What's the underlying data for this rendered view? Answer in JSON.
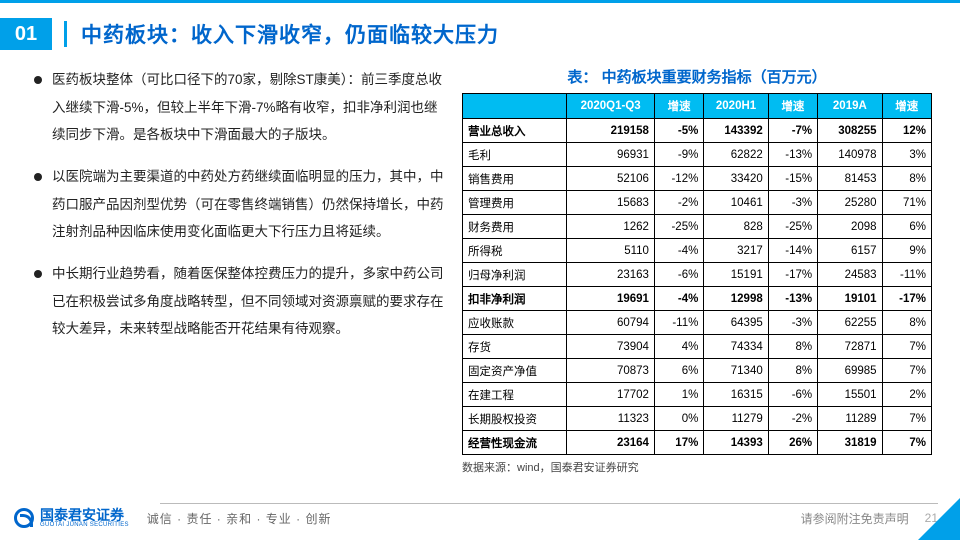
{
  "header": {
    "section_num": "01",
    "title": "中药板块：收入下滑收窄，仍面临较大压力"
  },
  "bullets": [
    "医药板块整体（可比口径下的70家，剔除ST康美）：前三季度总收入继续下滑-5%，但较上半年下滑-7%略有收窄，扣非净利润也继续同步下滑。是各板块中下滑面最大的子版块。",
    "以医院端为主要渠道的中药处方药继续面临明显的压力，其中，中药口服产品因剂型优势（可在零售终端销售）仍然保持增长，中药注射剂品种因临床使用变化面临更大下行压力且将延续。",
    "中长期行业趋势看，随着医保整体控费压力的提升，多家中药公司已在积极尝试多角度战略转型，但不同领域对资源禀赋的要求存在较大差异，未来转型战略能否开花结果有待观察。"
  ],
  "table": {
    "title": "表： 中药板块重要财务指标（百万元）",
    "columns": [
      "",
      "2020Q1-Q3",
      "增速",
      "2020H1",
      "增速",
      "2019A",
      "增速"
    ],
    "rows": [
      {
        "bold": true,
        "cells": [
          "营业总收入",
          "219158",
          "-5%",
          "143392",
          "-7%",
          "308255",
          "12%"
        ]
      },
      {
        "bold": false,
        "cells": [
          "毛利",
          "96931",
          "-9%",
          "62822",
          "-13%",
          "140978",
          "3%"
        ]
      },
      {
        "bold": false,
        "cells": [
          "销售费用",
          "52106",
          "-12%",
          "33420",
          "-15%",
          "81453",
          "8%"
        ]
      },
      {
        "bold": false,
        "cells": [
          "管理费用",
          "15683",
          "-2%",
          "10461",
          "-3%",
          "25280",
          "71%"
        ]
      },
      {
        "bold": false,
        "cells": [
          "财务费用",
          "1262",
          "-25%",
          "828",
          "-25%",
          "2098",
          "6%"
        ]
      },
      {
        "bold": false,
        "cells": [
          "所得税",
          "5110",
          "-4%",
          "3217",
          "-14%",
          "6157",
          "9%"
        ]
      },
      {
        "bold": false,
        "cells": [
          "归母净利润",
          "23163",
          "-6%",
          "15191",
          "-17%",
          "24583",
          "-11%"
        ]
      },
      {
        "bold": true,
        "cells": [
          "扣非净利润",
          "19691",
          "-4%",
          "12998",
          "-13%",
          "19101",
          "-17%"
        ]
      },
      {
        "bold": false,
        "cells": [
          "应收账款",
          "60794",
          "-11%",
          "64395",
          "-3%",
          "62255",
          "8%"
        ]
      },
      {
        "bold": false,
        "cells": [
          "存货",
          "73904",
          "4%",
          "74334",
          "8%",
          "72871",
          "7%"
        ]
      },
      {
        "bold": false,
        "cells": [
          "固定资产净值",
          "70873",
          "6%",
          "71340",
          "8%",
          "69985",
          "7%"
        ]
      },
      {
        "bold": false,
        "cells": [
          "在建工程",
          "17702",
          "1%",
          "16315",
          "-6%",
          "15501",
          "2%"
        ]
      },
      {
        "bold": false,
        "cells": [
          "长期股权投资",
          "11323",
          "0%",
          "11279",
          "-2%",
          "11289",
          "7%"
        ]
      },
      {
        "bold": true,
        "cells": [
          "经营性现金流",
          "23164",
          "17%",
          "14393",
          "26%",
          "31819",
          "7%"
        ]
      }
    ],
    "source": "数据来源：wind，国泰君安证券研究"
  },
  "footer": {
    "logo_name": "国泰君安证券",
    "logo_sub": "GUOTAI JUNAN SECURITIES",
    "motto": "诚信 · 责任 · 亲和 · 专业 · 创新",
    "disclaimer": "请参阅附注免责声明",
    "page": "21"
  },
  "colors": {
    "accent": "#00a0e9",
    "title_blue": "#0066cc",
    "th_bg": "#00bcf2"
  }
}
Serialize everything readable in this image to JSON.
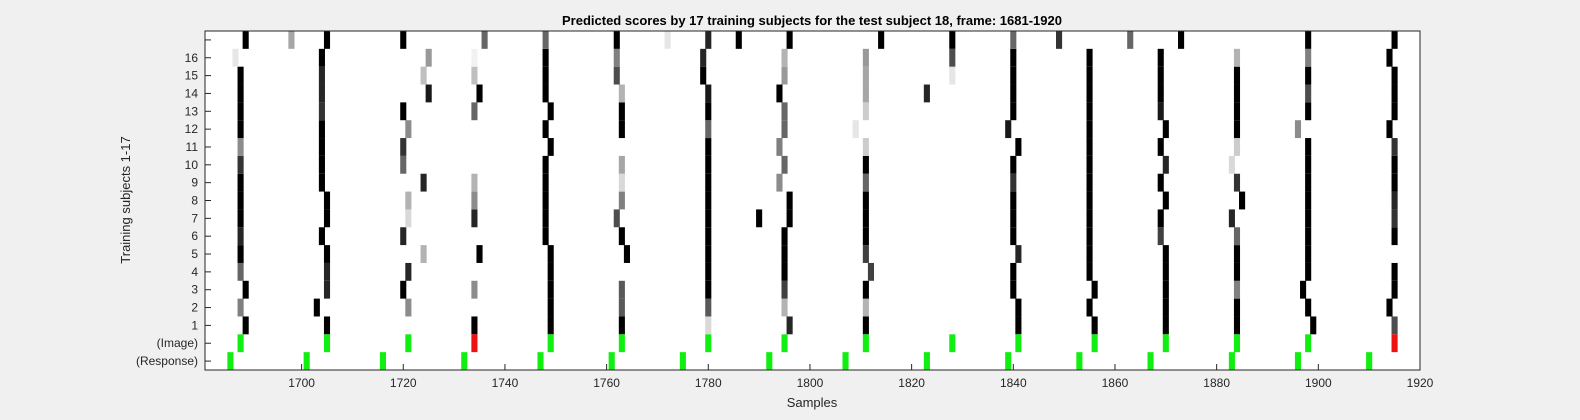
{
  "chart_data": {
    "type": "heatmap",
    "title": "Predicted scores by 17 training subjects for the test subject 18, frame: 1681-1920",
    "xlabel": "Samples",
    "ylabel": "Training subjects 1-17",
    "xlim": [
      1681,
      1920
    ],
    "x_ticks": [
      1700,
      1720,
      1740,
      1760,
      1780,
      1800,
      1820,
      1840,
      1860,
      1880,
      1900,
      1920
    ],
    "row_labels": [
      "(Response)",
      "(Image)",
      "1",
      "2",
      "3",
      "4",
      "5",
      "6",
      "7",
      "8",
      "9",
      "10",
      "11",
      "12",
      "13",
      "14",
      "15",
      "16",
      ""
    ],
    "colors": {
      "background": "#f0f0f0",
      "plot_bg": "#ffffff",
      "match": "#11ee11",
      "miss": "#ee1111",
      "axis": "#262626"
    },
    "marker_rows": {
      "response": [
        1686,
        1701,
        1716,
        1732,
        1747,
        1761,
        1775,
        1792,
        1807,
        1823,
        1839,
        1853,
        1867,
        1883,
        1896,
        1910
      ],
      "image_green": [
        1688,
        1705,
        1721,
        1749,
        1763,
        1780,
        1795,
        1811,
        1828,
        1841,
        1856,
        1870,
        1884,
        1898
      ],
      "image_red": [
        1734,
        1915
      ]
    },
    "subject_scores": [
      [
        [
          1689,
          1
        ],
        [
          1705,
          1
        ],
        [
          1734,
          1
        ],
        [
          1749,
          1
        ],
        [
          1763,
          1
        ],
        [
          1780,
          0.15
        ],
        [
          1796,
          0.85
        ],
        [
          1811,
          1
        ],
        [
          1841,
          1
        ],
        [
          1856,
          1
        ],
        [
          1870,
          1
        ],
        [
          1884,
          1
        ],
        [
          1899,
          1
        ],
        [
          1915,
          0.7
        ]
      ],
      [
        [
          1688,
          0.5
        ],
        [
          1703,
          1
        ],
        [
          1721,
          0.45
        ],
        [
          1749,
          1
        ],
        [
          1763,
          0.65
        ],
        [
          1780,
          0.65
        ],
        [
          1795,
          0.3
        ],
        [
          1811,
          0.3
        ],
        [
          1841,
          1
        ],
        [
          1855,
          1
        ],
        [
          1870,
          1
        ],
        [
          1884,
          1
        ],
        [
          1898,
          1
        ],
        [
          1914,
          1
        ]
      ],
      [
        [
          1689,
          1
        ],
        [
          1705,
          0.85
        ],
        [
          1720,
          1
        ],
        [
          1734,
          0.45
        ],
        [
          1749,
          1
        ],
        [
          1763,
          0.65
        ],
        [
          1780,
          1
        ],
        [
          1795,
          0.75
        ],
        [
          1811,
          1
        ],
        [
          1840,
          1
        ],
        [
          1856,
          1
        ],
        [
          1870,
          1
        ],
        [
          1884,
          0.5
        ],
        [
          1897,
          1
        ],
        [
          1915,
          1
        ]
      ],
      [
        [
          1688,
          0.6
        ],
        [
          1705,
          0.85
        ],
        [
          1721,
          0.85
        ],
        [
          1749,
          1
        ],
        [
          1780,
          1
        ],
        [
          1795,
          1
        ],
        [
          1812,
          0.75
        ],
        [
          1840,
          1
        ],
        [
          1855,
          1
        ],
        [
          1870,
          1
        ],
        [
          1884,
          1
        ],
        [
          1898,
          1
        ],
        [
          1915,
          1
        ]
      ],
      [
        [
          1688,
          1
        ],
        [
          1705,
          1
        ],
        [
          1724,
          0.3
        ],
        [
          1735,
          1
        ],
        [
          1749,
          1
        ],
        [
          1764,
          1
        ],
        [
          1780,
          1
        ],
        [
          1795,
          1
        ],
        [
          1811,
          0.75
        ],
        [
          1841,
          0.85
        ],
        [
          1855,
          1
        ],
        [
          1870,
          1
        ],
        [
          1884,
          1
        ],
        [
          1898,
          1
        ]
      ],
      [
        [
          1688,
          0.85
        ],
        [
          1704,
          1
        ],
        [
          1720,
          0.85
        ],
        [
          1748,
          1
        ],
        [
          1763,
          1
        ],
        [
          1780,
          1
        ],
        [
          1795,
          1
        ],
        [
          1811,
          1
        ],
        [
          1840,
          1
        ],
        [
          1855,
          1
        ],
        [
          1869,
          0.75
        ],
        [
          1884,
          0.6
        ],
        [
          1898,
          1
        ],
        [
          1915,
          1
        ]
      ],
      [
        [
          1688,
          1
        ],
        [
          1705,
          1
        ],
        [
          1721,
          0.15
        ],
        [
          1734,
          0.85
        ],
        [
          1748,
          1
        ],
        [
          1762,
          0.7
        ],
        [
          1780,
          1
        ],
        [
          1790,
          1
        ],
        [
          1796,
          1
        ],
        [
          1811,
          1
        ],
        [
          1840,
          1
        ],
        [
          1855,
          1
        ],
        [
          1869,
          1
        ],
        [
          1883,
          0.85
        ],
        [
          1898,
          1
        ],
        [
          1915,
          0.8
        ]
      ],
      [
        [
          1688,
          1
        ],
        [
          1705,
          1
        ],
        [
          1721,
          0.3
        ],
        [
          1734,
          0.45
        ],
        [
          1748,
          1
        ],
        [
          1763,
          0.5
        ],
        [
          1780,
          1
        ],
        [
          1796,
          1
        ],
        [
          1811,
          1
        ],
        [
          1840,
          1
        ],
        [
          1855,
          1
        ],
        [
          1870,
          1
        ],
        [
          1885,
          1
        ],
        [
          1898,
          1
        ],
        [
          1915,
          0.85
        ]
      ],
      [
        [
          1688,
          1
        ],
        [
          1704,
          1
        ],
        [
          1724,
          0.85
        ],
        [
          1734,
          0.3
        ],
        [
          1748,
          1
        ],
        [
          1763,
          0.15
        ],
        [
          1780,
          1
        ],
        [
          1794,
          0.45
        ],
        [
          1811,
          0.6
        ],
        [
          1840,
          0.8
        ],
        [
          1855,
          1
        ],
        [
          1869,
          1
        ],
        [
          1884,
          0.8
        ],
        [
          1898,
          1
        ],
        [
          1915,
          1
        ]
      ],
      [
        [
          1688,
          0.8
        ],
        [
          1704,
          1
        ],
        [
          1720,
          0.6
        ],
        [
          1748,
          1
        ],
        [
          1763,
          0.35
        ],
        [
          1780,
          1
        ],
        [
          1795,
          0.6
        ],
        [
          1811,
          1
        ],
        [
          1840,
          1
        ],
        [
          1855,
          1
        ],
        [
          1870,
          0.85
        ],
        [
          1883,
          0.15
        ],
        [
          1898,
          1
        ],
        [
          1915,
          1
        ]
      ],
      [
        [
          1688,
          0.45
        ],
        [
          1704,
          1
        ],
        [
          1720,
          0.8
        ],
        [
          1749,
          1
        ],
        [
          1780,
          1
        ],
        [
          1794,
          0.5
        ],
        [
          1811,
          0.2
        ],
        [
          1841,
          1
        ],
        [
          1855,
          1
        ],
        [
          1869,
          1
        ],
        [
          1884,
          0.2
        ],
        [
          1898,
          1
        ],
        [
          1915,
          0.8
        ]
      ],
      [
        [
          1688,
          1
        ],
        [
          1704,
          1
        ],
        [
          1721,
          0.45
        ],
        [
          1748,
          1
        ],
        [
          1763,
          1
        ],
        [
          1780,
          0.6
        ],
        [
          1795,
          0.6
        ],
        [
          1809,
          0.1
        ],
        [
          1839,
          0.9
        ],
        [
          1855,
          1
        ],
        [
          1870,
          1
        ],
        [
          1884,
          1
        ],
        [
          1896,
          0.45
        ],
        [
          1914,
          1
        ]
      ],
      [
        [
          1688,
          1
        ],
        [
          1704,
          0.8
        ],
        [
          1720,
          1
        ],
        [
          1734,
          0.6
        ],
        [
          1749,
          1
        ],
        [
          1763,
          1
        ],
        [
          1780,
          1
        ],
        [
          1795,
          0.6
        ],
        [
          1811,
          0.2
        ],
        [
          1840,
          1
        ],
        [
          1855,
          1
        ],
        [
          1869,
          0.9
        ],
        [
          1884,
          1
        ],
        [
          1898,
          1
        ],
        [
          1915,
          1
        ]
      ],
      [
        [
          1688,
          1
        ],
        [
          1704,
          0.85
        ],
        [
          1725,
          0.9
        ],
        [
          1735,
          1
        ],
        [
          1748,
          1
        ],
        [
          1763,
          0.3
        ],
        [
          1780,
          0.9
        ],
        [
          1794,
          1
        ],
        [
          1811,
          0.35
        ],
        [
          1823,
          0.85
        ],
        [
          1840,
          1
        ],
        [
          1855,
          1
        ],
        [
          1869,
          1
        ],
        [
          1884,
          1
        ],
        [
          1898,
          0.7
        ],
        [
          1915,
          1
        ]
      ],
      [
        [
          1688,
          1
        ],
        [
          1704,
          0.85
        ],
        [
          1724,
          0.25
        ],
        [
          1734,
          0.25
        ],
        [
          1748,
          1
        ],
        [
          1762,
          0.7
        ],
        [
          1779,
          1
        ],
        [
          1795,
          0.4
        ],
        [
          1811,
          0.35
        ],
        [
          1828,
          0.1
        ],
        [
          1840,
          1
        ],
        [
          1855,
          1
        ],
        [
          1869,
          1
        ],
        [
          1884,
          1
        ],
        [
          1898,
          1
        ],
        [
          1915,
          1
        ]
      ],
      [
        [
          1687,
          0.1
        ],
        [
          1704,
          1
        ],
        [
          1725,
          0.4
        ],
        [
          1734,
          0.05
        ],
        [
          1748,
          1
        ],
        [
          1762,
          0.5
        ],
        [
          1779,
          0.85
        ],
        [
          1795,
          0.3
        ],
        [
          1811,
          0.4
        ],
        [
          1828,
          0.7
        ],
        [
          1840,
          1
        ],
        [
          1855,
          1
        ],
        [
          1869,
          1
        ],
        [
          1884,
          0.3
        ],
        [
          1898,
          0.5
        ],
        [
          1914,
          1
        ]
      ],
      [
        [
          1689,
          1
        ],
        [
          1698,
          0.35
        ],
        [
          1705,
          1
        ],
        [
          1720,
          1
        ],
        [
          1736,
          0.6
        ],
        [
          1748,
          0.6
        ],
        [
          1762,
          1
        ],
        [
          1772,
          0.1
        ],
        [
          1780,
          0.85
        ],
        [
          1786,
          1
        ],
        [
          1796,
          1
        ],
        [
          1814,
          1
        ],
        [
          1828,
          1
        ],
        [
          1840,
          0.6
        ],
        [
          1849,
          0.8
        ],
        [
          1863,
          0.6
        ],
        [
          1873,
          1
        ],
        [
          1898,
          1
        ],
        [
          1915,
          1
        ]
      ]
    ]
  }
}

* _What you are asked to do_: Output a single number: how many lines contain the word "this".

* _Result_: 2